● **What to work on**
Reproduce every record below exactly as it appears.

● **Entries shown**
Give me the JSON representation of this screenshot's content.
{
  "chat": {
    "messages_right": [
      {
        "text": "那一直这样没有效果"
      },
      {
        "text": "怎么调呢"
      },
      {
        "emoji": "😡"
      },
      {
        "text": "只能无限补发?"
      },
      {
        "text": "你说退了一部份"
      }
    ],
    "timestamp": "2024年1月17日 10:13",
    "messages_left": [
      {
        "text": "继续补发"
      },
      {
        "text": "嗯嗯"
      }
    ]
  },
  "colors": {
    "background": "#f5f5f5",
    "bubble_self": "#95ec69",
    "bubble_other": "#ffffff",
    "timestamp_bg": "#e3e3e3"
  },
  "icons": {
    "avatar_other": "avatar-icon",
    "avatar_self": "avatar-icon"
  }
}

● **Answer in full**
Give me the JSON representation of this screenshot's content.
{
  "chat": {
    "messages_right": [
      {
        "text": "那一直这样没有效果"
      },
      {
        "text": "怎么调呢"
      },
      {
        "emoji": "😡"
      },
      {
        "text": "只能无限补发?"
      },
      {
        "text": "你说退了一部份"
      }
    ],
    "timestamp": "2024年1月17日 10:13",
    "messages_left": [
      {
        "text": "继续补发"
      },
      {
        "text": "嗯嗯"
      }
    ]
  },
  "colors": {
    "background": "#f5f5f5",
    "bubble_self": "#95ec69",
    "bubble_other": "#ffffff",
    "timestamp_bg": "#e3e3e3"
  },
  "icons": {
    "avatar_other": "avatar-icon",
    "avatar_self": "avatar-icon"
  }
}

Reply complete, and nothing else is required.